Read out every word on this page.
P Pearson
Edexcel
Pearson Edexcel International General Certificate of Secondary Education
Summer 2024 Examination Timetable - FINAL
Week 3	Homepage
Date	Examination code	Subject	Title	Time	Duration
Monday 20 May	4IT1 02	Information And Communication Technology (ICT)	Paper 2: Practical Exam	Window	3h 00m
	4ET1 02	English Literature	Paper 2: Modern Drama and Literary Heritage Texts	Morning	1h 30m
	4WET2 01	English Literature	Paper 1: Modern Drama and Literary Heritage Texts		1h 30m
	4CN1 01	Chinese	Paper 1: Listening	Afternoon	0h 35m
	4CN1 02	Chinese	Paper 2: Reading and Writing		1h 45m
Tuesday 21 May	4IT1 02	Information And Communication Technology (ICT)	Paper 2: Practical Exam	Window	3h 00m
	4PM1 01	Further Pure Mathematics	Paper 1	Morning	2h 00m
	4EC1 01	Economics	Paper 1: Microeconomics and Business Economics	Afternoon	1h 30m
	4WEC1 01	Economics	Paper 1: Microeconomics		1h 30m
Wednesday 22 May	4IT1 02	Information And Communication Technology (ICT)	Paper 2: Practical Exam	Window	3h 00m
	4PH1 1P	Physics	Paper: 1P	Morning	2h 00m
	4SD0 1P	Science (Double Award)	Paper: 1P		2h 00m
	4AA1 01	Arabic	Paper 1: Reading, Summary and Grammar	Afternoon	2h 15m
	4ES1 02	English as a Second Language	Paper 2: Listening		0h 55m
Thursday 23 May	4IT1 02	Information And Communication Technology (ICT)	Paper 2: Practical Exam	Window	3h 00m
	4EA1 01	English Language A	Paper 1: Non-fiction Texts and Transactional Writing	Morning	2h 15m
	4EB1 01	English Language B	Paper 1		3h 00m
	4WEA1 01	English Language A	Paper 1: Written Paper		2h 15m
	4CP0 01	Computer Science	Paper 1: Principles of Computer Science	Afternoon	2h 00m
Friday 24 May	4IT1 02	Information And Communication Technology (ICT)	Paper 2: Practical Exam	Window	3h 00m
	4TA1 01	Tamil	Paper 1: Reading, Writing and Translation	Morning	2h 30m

:::

* [SHORT TASK]
Set down the material above again, word for word.

* [COMPLETED EXERCISE]
Read out every word on this page.
P Pearson
Edexcel
Pearson Edexcel International General Certificate of Secondary Education
Summer 2024 Examination Timetable - FINAL
Week 3	Homepage
Date	Examination code	Subject	Title	Time	Duration
Monday 20 May	4IT1 02	Information And Communication Technology (ICT)	Paper 2: Practical Exam	Window	3h 00m
	4ET1 02	English Literature	Paper 2: Modern Drama and Literary Heritage Texts	Morning	1h 30m
	4WET2 01	English Literature	Paper 1: Modern Drama and Literary Heritage Texts		1h 30m
	4CN1 01	Chinese	Paper 1: Listening	Afternoon	0h 35m
	4CN1 02	Chinese	Paper 2: Reading and Writing		1h 45m
Tuesday 21 May	4IT1 02	Information And Communication Technology (ICT)	Paper 2: Practical Exam	Window	3h 00m
	4PM1 01	Further Pure Mathematics	Paper 1	Morning	2h 00m
	4EC1 01	Economics	Paper 1: Microeconomics and Business Economics	Afternoon	1h 30m
	4WEC1 01	Economics	Paper 1: Microeconomics		1h 30m
Wednesday 22 May	4IT1 02	Information And Communication Technology (ICT)	Paper 2: Practical Exam	Window	3h 00m
	4PH1 1P	Physics	Paper: 1P	Morning	2h 00m
	4SD0 1P	Science (Double Award)	Paper: 1P		2h 00m
	4AA1 01	Arabic	Paper 1: Reading, Summary and Grammar	Afternoon	2h 15m
	4ES1 02	English as a Second Language	Paper 2: Listening		0h 55m
Thursday 23 May	4IT1 02	Information And Communication Technology (ICT)	Paper 2: Practical Exam	Window	3h 00m
	4EA1 01	English Language A	Paper 1: Non-fiction Texts and Transactional Writing	Morning	2h 15m
	4EB1 01	English Language B	Paper 1		3h 00m
	4WEA1 01	English Language A	Paper 1: Written Paper		2h 15m
	4CP0 01	Computer Science	Paper 1: Principles of Computer Science	Afternoon	2h 00m
Friday 24 May	4IT1 02	Information And Communication Technology (ICT)	Paper 2: Practical Exam	Window	3h 00m
	4TA1 01	Tamil	Paper 1: Reading, Writing and Translation	Morning	2h 30m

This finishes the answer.